**Listed records**
○ ○ ○ ○

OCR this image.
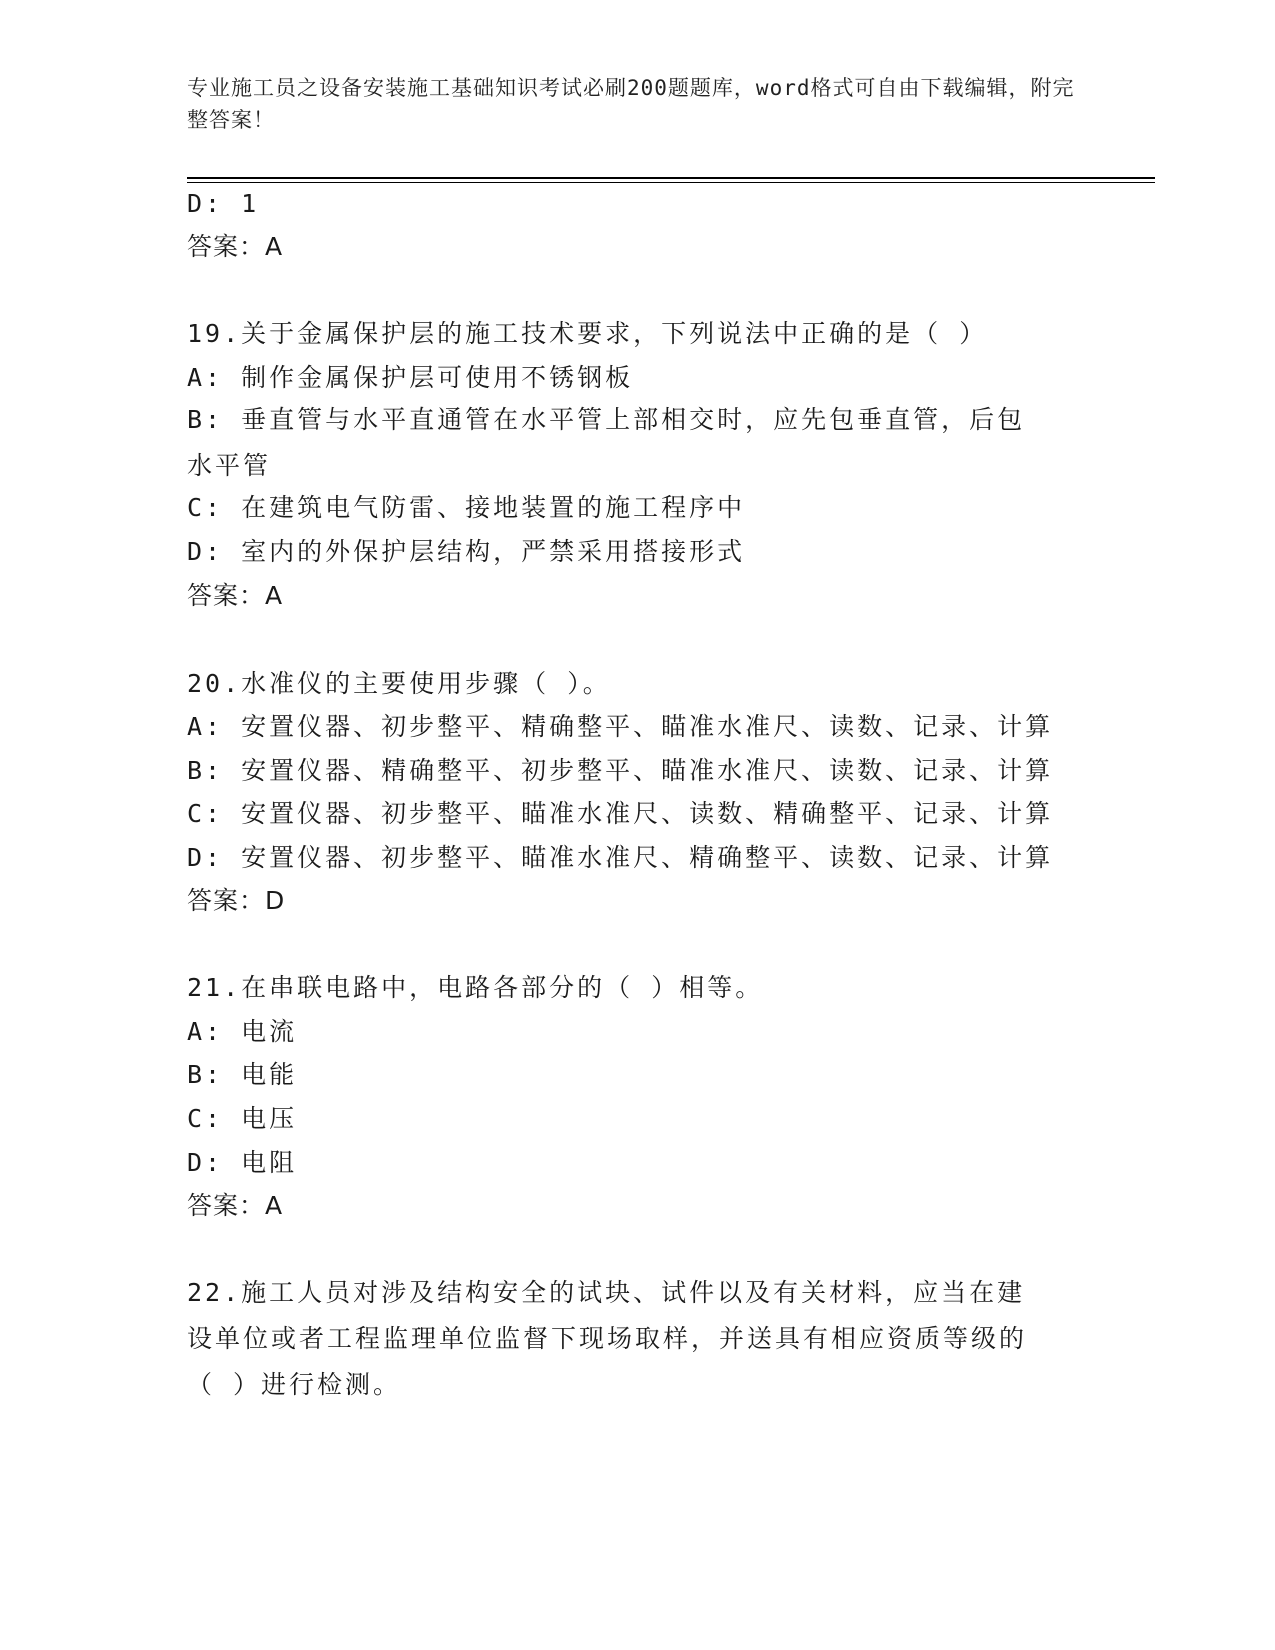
专业施工员之设备安装施工基础知识考试必刷200题题库，word格式可自由下载编辑，附完整答案！
D: 1
答案：A
19.关于金属保护层的施工技术要求，下列说法中正确的是（ ）
A: 制作金属保护层可使用不锈钢板
B: 垂直管与水平直通管在水平管上部相交时，应先包垂直管，后包水平管
C: 在建筑电气防雷、接地装置的施工程序中
D: 室内的外保护层结构，严禁采用搭接形式
答案：A
20.水准仪的主要使用步骤（ ）。
A: 安置仪器、初步整平、精确整平、瞄准水准尺、读数、记录、计算
B: 安置仪器、精确整平、初步整平、瞄准水准尺、读数、记录、计算
C: 安置仪器、初步整平、瞄准水准尺、读数、精确整平、记录、计算
D: 安置仪器、初步整平、瞄准水准尺、精确整平、读数、记录、计算
答案：D
21.在串联电路中，电路各部分的（ ）相等。
A: 电流
B: 电能
C: 电压
D: 电阻
答案：A
22.施工人员对涉及结构安全的试块、试件以及有关材料，应当在建设单位或者工程监理单位监督下现场取样，并送具有相应资质等级的（ ）进行检测。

○ ○ ○ ○

**Job**
From the records given above, reproduce all text exactly and exclude each picture.

**Answer below**
OCR this image.
专业施工员之设备安装施工基础知识考试必刷200题题库，word格式可自由下载编辑，附完整答案！
D: 1
答案：A
19.关于金属保护层的施工技术要求，下列说法中正确的是（ ）
A: 制作金属保护层可使用不锈钢板
B: 垂直管与水平直通管在水平管上部相交时，应先包垂直管，后包水平管
C: 在建筑电气防雷、接地装置的施工程序中
D: 室内的外保护层结构，严禁采用搭接形式
答案：A
20.水准仪的主要使用步骤（ ）。
A: 安置仪器、初步整平、精确整平、瞄准水准尺、读数、记录、计算
B: 安置仪器、精确整平、初步整平、瞄准水准尺、读数、记录、计算
C: 安置仪器、初步整平、瞄准水准尺、读数、精确整平、记录、计算
D: 安置仪器、初步整平、瞄准水准尺、精确整平、读数、记录、计算
答案：D
21.在串联电路中，电路各部分的（ ）相等。
A: 电流
B: 电能
C: 电压
D: 电阻
答案：A
22.施工人员对涉及结构安全的试块、试件以及有关材料，应当在建设单位或者工程监理单位监督下现场取样，并送具有相应资质等级的（ ）进行检测。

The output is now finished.